→ AVAILABLE RECORDS:

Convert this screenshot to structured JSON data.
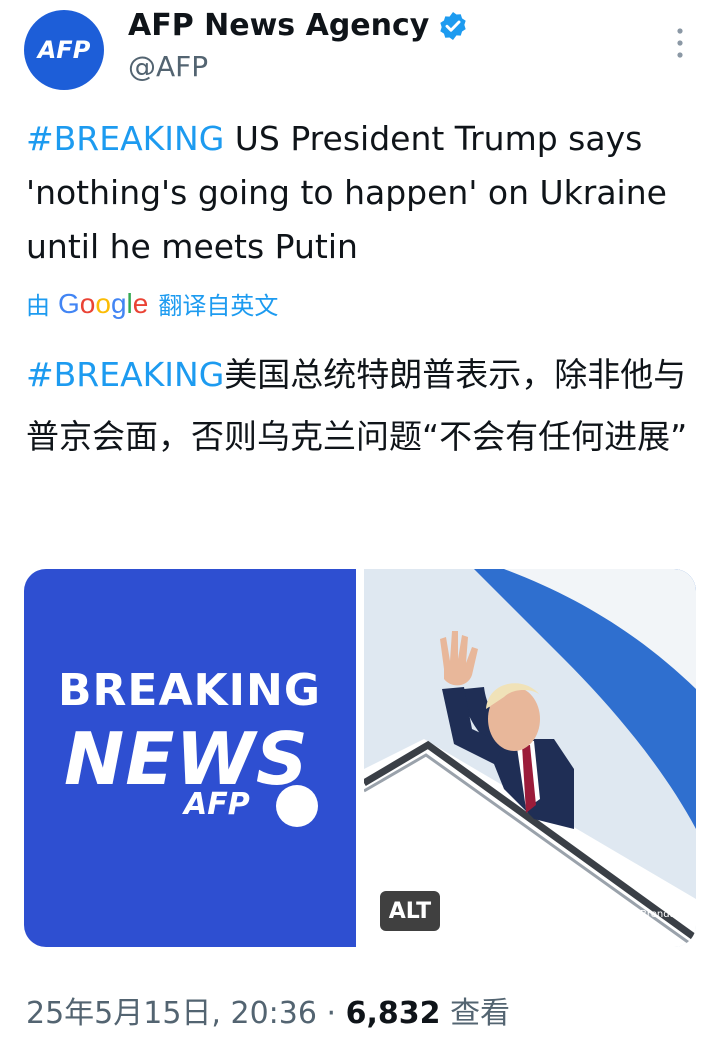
{
  "account": {
    "avatar_text": "AFP",
    "name": "AFP News Agency",
    "handle": "@AFP",
    "verified": true
  },
  "icons": {
    "verified": "verified-badge-icon",
    "more": "more-vertical-icon"
  },
  "tweet": {
    "hashtag": "#BREAKING",
    "text": " US President Trump says 'nothing's going to happen' on Ukraine until he meets Putin"
  },
  "translation": {
    "prefix": "由",
    "provider": "Google",
    "suffix": "翻译自英文",
    "hashtag": "#BREAKING",
    "text": "美国总统特朗普表示，除非他与普京会面，否则乌克兰问题“不会有任何进展”"
  },
  "media": {
    "left": {
      "line1": "BREAKING",
      "line2": "NEWS",
      "brand": "AFP"
    },
    "right": {
      "alt_label": "ALT",
      "credit": "Brendan S"
    }
  },
  "footer": {
    "timestamp": "25年5月15日, 20:36",
    "separator": "·",
    "views_count": "6,832",
    "views_label": "查看"
  },
  "colors": {
    "accent": "#1d9bf0",
    "avatar_bg": "#1d5ed8",
    "breaking_bg": "#2e4fd1",
    "text": "#0f1419",
    "muted": "#536471"
  }
}
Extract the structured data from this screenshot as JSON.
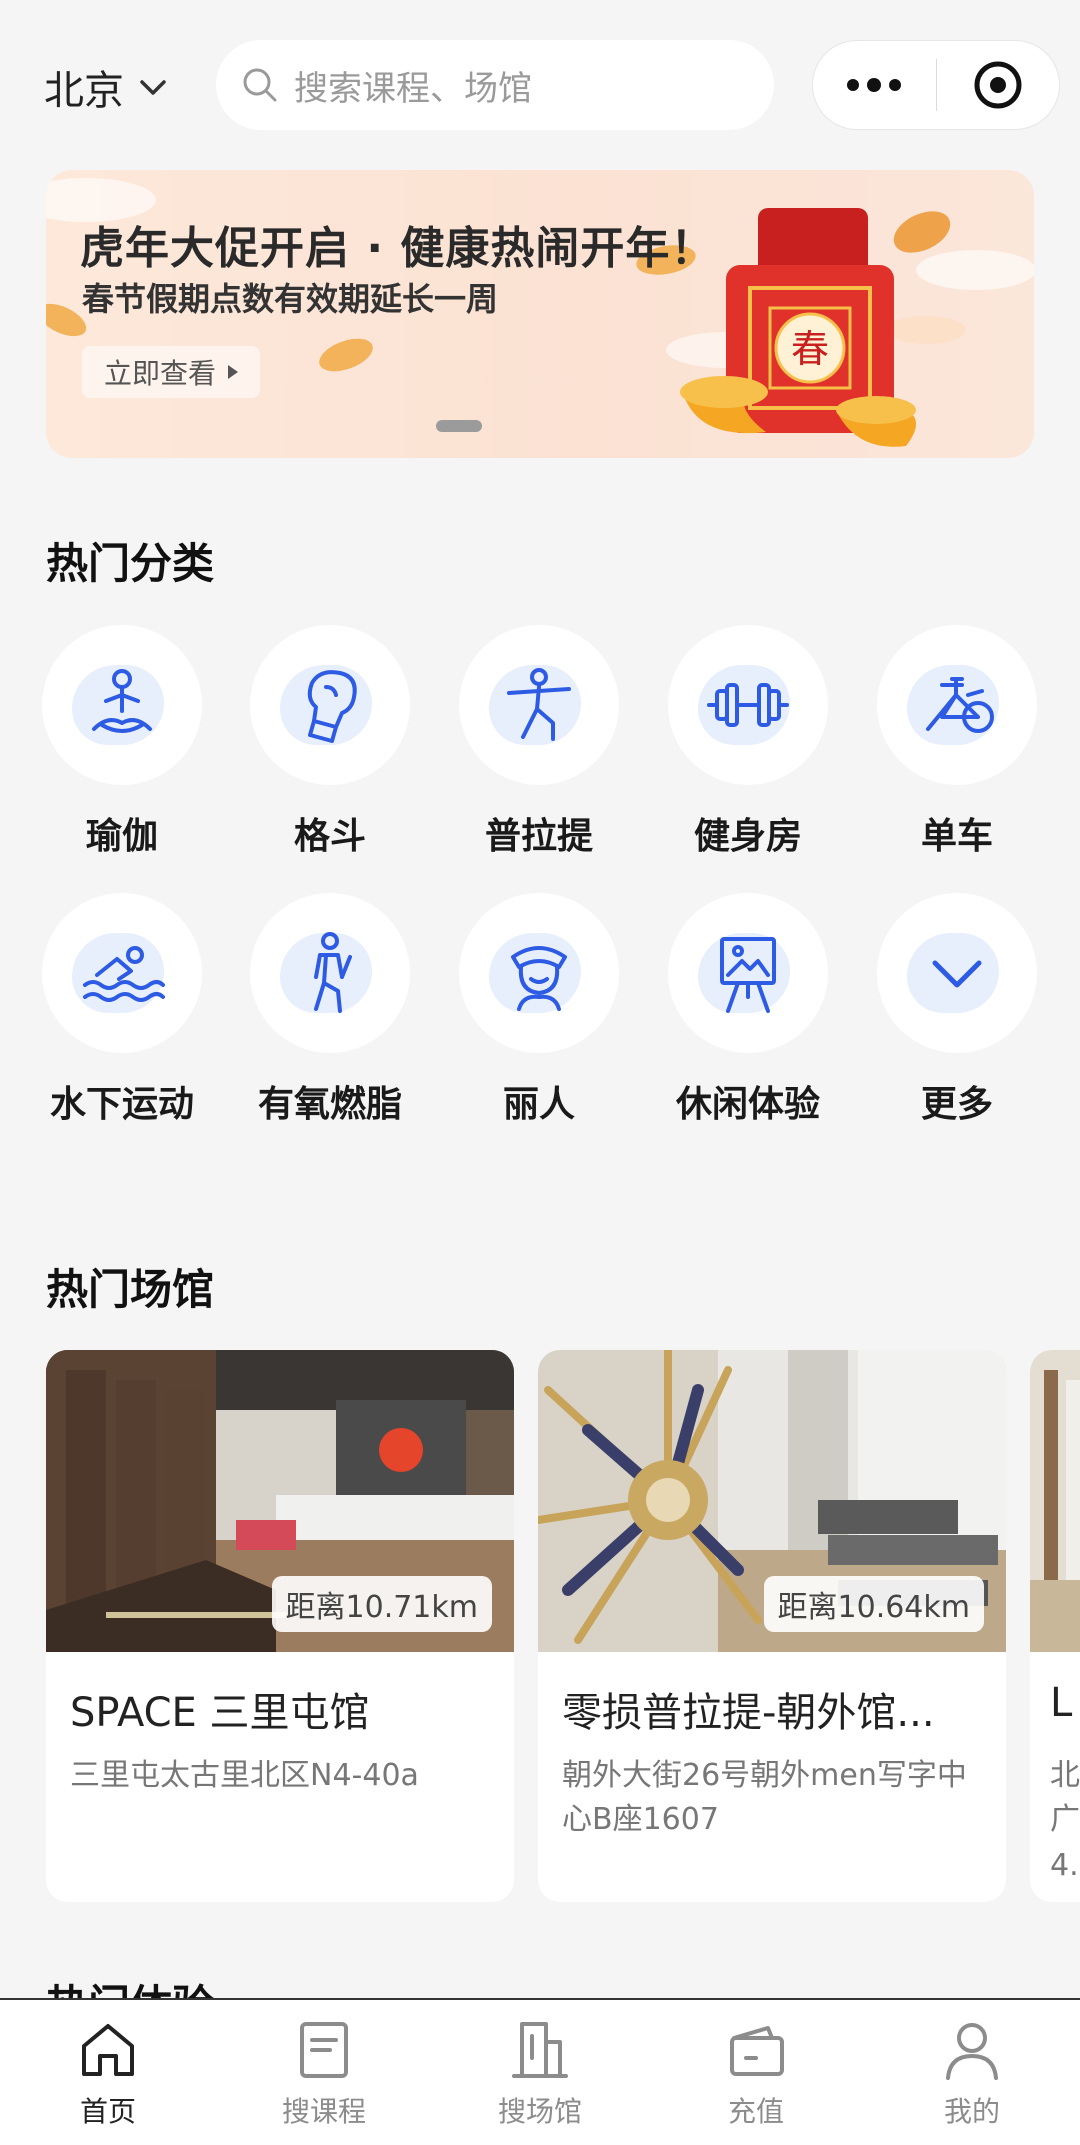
{
  "header": {
    "city": "北京",
    "search_placeholder": "搜索课程、场馆"
  },
  "banner": {
    "title": "虎年大促开启 · 健康热闹开年！",
    "subtitle": "春节假期点数有效期延长一周",
    "cta": "立即查看",
    "badge_char": "春"
  },
  "categories": {
    "title": "热门分类",
    "items": [
      {
        "label": "瑜伽",
        "icon": "meditation-icon"
      },
      {
        "label": "格斗",
        "icon": "boxing-glove-icon"
      },
      {
        "label": "普拉提",
        "icon": "stretch-pose-icon"
      },
      {
        "label": "健身房",
        "icon": "dumbbell-icon"
      },
      {
        "label": "单车",
        "icon": "bicycle-icon"
      },
      {
        "label": "水下运动",
        "icon": "swimming-icon"
      },
      {
        "label": "有氧燃脂",
        "icon": "running-icon"
      },
      {
        "label": "丽人",
        "icon": "beauty-icon"
      },
      {
        "label": "休闲体验",
        "icon": "easel-icon"
      },
      {
        "label": "更多",
        "icon": "chevron-down-icon"
      }
    ]
  },
  "venues": {
    "title": "热门场馆",
    "items": [
      {
        "name": "SPACE 三里屯馆",
        "address": "三里屯太古里北区N4-40a",
        "distance": "距离10.71km"
      },
      {
        "name": "零损普拉提-朝外馆...",
        "address": "朝外大街26号朝外men写字中心B座1607",
        "distance": "距离10.64km"
      },
      {
        "name": "L",
        "address": "北广",
        "distance": "",
        "extra": "4."
      }
    ]
  },
  "next_section": {
    "title": "热门体验"
  },
  "tabs": [
    {
      "label": "首页",
      "icon": "home-icon",
      "active": true
    },
    {
      "label": "搜课程",
      "icon": "course-icon",
      "active": false
    },
    {
      "label": "搜场馆",
      "icon": "building-icon",
      "active": false
    },
    {
      "label": "充值",
      "icon": "wallet-icon",
      "active": false
    },
    {
      "label": "我的",
      "icon": "user-icon",
      "active": false
    }
  ],
  "colors": {
    "accent_blue": "#2d5be3",
    "banner_bg": "#fbe2d3",
    "red_packet": "#e0312b"
  }
}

→ JOB:
In the listing above, find each line with the word "address" and copy it.

→ REPLY:
        "address": "三里屯太古里北区N4-40a",
        "address": "朝外大街26号朝外men写字中心B座1607",
        "address": "北广",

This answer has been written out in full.